Automated Prostate Gland Segmentation in MRI Using nnU-Net

arXiv cs.CV / 4/3/2026

📰 NewsTools & Practical UsageModels & Research

Key Points

  • The study introduces a dedicated deep learning method for automated prostate gland segmentation in multiparametric MRI using the nnU-Net v2 framework rather than relying on general-purpose segmentation tools.
  • By leveraging multimodal inputs (T2-weighted, DWI, and ADC maps) and training on 981 PI-CAI cases, the model achieves strong in-domain performance with a high mean Dice score during cross-validation.
  • External validation on 54 patients from Hospital La Fe shows maintained generalization under domain shift, though with lower Dice on the external test set (0.82), reflecting real-world variability.
  • In head-to-head comparison, TotalSegmentator performs far worse (Dice 0.15), largely due to under-segmentation, underscoring the value of prostate-specific task design.
  • For reproducibility and easier adoption, the model is fully containerized and provided as a ready-to-use inference tool for clinical research workflows.

Abstract

Accurate segmentation of the prostate gland in multiparametric MRI (mpMRI) is a fundamental step for a wide range of clinical and research applications, including image registration, volume estimation, and radiomic analysis. However, manual delineation is time-consuming and subject to inter-observer variability, while general-purpose segmentation tools often fail to provide sufficient accuracy for prostate-specific tasks. In this work, we propose a dedicated deep learning-based approach for automatic prostate gland segmentation using the nnU-Net v2 framework. The model leverages multimodal mpMRI data, including T2-weighted imaging, diffusion-weighted imaging (DWI), and apparent diffusion coefficient (ADC) maps, to exploit complementary tissue information. Training was performed on 981 cases from the PI-CAI dataset using whole-gland annotations, and model performance was assessed through 5-fold cross-validation and external validation on an independent cohort of 54 patients from Hospital La Fe. The proposed model achieved a mean Dice score of 0.96 +/- 0.00 in cross-validation and 0.82 on the external test set, demonstrating strong generalization despite domain shift. In comparison, a general-purpose approach (TotalSegmentator) showed substantially lower performance, with a Dice score of 0.15, primarily due to under-segmentation of the gland. These results highlight the importance of task-specific, multimodal segmentation strategies and demonstrate the potential of the proposed approach for reliable integration into clinical research workflows. To facilitate reproducibility and deployment, the model has been fully containerized and is available as a ready-to-use inference tool.

Saved entries:
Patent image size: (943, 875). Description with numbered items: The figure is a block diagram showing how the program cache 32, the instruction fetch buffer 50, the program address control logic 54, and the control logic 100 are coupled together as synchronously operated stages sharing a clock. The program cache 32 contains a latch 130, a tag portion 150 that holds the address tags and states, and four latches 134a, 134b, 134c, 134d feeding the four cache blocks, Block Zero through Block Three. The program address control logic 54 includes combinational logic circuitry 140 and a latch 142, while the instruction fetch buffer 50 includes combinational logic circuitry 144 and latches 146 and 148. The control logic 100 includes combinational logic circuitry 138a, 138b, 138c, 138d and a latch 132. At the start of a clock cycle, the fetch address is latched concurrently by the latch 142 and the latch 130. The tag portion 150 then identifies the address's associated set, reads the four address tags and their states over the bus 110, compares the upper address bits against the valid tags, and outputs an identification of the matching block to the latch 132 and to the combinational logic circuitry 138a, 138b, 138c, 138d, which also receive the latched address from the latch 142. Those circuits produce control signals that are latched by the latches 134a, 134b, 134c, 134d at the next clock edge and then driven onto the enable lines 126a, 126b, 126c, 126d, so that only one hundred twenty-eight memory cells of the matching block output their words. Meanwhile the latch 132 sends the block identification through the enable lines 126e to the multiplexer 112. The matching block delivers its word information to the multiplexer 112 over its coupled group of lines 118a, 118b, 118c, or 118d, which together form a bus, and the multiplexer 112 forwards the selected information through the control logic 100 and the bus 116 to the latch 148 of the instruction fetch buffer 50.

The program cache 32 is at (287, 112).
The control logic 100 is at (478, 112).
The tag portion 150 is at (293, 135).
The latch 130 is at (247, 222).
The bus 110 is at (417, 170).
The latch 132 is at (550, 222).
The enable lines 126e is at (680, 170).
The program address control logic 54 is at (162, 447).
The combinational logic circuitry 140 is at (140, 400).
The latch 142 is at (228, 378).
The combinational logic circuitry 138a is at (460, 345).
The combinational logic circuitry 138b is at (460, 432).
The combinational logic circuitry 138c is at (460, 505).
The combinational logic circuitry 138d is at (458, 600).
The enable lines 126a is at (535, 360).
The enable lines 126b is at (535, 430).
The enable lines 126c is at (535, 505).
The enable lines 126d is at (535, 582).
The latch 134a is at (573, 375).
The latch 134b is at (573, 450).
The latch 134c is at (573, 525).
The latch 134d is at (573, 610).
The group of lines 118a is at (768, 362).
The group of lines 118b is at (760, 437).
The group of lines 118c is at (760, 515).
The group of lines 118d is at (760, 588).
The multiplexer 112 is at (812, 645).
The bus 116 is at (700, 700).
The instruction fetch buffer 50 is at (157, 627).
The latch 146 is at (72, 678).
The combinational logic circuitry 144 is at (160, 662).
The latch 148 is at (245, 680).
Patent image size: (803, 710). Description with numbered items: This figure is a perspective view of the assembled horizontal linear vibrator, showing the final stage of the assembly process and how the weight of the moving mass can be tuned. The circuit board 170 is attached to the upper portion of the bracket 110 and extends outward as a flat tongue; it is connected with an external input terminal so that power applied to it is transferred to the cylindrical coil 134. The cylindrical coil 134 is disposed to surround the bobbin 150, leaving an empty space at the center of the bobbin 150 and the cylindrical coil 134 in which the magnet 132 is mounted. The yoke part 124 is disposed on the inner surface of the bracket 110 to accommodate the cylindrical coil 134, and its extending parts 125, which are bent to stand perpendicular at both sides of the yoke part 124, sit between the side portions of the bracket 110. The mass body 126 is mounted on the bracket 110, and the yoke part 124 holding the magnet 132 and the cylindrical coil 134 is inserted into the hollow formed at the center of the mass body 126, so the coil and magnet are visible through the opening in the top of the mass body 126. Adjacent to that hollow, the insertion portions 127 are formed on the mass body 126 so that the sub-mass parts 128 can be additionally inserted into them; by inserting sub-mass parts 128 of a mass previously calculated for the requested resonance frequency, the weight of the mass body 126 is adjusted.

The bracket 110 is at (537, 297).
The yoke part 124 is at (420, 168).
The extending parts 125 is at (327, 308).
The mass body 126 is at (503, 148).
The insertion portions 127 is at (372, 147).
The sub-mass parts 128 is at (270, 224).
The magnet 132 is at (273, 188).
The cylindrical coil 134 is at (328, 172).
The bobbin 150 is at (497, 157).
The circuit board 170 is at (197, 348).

» **PROBLEM SET**:
**1)** List the three MRI inputs the model uses, as named in the abstract of the prostate segmentation article.
**2)** Write out the part of the prostate segmentation article that opens with the words containing "arXiv cs.CV /" and closes with "general-purpose segmentation tools.".
None of these lines is needed.

» **ANSWERS BY ITEM NUMBER**:
**1)**
T2-weighted imaging
diffusion-weighted imaging (DWI)
apparent diffusion coefficient (ADC) maps

**2)**
arXiv cs.CV / 4/3/2026

📰 NewsTools & Practical UsageModels & Research

Key Points

  • The study introduces a dedicated deep learning method for automated prostate gland segmentation in multiparametric MRI using the nnU-Net v2 framework rather than relying on general-purpose segmentation tools.